- Task description
Single out each line with the word "like" and copy it.

________________________________________

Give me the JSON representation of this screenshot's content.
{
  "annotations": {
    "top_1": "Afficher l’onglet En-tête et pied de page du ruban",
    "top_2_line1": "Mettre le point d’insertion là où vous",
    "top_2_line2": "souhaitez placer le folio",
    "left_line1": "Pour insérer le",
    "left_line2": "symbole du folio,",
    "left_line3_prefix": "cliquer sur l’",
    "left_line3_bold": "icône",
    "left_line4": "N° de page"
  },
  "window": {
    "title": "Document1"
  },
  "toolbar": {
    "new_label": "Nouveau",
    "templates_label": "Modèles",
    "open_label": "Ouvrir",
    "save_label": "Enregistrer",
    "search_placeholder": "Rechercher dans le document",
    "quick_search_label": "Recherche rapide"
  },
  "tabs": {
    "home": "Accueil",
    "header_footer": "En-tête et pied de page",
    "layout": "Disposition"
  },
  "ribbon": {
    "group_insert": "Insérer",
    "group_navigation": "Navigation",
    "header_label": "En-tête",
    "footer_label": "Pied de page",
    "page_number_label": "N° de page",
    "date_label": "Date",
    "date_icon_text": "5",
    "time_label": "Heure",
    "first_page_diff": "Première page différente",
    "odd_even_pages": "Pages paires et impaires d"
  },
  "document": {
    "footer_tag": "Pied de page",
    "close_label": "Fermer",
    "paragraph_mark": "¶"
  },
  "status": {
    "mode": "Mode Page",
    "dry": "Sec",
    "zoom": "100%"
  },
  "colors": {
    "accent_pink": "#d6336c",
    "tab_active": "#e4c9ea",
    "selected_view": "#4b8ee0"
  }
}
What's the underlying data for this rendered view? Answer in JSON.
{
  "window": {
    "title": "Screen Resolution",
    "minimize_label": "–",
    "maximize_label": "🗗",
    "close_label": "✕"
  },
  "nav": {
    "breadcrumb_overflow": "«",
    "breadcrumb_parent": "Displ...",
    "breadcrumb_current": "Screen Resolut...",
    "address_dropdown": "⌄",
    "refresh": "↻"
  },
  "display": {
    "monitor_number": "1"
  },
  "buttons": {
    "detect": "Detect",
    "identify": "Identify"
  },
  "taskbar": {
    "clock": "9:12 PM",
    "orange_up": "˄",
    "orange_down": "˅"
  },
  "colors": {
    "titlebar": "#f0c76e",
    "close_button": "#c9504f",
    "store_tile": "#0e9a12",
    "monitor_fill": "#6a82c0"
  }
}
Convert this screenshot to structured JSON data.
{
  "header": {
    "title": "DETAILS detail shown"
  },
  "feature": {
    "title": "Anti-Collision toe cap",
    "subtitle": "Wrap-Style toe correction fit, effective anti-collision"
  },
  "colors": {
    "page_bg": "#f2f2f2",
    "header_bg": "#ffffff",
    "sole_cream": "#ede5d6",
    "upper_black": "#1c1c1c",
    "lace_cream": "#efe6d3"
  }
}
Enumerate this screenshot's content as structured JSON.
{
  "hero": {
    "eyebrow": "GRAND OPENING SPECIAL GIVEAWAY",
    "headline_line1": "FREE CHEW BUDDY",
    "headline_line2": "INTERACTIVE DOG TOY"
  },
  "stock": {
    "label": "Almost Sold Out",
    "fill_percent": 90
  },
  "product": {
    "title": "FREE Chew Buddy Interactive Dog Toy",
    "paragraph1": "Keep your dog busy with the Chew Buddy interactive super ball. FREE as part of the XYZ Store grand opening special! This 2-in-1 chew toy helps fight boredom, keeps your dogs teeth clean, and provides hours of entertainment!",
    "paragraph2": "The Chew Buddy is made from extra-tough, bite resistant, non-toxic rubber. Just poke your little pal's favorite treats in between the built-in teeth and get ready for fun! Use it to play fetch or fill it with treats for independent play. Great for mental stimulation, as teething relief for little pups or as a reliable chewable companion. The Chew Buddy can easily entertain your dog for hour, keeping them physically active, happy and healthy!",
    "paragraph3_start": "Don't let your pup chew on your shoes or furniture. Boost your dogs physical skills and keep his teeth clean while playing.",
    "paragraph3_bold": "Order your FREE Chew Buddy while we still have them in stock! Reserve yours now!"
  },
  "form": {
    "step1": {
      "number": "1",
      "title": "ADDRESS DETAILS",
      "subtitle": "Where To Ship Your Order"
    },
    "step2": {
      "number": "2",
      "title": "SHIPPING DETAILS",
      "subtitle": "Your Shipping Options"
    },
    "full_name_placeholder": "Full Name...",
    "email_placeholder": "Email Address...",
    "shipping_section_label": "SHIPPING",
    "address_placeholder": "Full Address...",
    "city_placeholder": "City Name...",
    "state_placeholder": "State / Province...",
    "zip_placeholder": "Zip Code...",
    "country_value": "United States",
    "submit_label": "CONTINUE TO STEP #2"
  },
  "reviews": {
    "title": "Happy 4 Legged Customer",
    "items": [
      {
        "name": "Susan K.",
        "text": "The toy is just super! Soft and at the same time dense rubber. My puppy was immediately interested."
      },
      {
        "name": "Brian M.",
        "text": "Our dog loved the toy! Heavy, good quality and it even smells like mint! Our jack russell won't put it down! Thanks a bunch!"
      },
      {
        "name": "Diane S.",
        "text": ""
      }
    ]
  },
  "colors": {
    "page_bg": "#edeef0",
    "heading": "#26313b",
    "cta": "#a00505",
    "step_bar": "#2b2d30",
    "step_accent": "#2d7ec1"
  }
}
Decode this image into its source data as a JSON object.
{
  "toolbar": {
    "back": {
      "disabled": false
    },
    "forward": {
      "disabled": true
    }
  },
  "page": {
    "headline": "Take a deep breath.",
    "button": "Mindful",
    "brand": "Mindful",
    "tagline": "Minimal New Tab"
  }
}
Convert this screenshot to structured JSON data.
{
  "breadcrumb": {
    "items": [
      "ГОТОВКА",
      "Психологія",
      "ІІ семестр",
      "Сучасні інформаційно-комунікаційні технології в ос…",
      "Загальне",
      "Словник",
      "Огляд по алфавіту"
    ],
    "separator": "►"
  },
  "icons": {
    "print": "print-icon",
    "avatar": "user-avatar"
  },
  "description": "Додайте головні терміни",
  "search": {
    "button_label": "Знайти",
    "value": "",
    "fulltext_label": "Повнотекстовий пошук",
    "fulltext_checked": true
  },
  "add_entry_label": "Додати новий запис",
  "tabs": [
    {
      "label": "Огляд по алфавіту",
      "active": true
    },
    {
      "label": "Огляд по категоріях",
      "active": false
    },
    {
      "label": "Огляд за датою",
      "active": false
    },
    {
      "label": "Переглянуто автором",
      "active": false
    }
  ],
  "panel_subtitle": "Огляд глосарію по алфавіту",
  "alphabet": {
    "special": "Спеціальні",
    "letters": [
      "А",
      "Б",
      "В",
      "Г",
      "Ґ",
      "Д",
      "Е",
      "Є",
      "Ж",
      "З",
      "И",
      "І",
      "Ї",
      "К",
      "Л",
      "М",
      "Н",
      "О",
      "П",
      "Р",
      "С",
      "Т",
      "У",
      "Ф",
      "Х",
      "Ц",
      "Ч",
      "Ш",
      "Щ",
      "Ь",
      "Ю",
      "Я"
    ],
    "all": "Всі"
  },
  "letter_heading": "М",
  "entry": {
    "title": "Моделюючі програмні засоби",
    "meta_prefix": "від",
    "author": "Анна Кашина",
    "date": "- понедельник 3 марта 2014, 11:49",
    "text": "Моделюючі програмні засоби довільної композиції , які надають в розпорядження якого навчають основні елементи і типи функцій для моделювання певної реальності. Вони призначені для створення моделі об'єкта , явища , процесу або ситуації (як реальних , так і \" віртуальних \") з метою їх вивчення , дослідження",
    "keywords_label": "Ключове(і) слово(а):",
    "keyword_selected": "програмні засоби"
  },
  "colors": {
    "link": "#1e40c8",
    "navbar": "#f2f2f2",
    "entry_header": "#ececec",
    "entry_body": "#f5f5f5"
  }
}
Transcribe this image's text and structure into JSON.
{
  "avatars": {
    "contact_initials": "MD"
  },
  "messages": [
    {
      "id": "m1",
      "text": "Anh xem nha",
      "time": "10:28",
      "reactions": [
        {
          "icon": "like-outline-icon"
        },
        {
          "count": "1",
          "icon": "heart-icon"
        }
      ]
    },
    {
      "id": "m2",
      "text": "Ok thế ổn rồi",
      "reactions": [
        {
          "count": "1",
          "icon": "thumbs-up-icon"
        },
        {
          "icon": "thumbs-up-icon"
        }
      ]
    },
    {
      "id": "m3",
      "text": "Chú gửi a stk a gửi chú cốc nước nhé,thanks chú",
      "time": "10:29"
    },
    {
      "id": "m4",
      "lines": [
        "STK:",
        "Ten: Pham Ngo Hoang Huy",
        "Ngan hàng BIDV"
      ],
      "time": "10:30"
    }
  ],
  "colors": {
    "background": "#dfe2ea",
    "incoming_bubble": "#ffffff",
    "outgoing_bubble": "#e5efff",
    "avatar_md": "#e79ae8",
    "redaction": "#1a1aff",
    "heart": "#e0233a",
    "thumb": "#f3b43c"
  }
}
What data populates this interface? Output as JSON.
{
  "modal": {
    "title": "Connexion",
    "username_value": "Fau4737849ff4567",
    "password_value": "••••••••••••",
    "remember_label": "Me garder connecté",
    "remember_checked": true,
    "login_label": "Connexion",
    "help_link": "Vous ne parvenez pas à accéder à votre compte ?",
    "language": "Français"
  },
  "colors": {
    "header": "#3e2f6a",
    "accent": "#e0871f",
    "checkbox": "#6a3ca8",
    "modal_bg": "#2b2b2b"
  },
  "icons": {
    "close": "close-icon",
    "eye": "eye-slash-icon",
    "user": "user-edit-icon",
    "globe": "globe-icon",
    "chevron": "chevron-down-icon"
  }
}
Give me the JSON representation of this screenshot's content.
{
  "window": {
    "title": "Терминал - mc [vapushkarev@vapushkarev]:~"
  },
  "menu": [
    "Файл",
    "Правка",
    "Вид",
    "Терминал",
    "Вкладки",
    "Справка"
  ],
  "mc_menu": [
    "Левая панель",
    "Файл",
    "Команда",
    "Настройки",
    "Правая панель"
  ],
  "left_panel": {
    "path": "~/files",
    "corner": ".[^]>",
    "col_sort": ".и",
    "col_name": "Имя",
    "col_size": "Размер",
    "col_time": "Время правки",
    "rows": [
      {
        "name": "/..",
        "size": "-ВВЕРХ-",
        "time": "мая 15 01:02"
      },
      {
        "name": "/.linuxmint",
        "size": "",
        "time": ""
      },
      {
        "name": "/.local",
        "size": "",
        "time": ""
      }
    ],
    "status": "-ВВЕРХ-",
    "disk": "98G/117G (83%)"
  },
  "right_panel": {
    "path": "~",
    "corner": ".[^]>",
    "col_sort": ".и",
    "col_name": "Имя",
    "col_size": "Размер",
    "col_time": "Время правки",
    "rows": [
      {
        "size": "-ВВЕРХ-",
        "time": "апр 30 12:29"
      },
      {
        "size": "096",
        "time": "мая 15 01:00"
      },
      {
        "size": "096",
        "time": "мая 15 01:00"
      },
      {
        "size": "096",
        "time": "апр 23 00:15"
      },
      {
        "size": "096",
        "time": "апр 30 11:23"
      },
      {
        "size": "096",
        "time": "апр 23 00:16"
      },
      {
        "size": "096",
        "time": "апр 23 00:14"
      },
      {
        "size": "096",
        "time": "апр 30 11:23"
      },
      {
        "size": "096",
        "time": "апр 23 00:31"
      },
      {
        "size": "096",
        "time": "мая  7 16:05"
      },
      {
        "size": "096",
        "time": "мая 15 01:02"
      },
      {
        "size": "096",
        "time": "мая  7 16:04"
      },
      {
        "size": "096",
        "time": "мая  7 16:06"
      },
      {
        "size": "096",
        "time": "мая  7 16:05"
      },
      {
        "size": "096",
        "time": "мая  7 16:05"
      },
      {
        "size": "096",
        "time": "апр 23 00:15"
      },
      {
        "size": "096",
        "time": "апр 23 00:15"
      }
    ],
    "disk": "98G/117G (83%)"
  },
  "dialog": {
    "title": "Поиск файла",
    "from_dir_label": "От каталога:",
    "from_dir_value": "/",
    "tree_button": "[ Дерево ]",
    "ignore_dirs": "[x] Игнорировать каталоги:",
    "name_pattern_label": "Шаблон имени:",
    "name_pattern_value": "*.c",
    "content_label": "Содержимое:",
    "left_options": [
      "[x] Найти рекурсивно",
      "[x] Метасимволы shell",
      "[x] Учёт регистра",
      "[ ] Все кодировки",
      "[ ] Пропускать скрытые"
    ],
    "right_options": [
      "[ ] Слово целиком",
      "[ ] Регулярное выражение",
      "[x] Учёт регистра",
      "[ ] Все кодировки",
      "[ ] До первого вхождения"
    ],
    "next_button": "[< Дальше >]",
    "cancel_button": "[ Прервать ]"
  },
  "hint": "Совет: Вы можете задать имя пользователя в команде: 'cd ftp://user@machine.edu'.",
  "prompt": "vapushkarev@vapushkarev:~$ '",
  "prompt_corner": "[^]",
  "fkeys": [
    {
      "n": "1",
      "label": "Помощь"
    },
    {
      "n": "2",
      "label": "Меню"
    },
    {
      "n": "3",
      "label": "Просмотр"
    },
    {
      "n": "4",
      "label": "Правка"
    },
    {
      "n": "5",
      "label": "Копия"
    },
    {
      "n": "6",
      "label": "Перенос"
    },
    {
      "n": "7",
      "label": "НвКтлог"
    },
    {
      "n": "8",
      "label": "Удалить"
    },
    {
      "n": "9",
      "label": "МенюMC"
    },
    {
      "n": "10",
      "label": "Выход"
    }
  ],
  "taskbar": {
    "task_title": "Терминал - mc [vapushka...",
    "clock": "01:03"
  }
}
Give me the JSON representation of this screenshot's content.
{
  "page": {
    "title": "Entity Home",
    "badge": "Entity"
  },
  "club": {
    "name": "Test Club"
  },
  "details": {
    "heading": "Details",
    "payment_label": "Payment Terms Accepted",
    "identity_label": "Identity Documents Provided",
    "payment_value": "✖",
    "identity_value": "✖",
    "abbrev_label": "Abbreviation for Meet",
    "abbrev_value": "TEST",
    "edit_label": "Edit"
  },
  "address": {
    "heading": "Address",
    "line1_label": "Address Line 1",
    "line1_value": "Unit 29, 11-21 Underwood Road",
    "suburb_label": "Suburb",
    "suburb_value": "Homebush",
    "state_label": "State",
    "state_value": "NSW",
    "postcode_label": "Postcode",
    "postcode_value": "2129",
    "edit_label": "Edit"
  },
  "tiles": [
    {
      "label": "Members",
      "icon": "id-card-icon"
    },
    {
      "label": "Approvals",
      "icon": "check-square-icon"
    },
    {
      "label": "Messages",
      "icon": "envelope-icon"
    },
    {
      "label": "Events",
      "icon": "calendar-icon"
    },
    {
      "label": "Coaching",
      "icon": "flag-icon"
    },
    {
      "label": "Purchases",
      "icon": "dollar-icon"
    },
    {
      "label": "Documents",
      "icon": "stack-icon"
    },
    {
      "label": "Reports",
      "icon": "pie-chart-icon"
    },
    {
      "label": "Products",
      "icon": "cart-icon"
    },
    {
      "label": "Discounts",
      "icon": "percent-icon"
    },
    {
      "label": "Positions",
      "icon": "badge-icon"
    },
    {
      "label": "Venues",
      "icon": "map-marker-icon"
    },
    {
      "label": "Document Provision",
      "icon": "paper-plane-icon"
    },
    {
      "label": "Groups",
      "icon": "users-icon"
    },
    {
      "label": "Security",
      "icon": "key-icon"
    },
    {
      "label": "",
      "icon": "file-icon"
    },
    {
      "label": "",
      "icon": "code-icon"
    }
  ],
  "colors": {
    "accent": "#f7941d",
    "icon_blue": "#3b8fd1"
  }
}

________________________________________

- Task output
        "text": "Our dog loved the toy! Heavy, good quality and it even smells like mint! Our jack russell won't put it down! Thanks a bunch!"
          "icon": "like-outline-icon"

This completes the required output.